Source data
* * * *

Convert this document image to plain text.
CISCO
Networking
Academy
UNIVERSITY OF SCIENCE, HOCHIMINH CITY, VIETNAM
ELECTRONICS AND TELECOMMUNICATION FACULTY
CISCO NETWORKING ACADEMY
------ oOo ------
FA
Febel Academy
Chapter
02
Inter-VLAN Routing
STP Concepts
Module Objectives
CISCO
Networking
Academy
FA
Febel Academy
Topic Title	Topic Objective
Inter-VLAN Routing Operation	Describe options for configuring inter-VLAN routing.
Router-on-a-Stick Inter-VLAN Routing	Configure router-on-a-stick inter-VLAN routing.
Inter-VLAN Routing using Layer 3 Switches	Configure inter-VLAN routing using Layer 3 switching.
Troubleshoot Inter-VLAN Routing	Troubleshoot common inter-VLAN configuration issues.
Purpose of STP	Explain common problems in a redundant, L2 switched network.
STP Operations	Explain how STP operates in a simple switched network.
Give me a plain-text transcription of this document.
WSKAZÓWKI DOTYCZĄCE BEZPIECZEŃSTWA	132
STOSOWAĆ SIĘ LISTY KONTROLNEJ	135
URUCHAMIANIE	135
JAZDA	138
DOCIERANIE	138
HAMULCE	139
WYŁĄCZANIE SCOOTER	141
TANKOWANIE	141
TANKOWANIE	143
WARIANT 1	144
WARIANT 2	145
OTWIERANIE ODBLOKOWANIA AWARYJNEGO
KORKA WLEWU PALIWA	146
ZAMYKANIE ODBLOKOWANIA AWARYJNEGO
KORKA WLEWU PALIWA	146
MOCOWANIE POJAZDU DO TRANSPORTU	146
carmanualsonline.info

* * * *

* [REQUEST]
In the records above, find the line containing "Give me a plain-text"; please retype it and every line after it through the last line, exactly and with nothing else.

* [REPLY TO THE EXERCISE]
Give me a plain-text transcription of this document.
WSKAZÓWKI DOTYCZĄCE BEZPIECZEŃSTWA	132
STOSOWAĆ SIĘ LISTY KONTROLNEJ	135
URUCHAMIANIE	135
JAZDA	138
DOCIERANIE	138
HAMULCE	139
WYŁĄCZANIE SCOOTER	141
TANKOWANIE	141
TANKOWANIE	143
WARIANT 1	144
WARIANT 2	145
OTWIERANIE ODBLOKOWANIA AWARYJNEGO
KORKA WLEWU PALIWA	146
ZAMYKANIE ODBLOKOWANIA AWARYJNEGO
KORKA WLEWU PALIWA	146
MOCOWANIE POJAZDU DO TRANSPORTU	146
carmanualsonline.info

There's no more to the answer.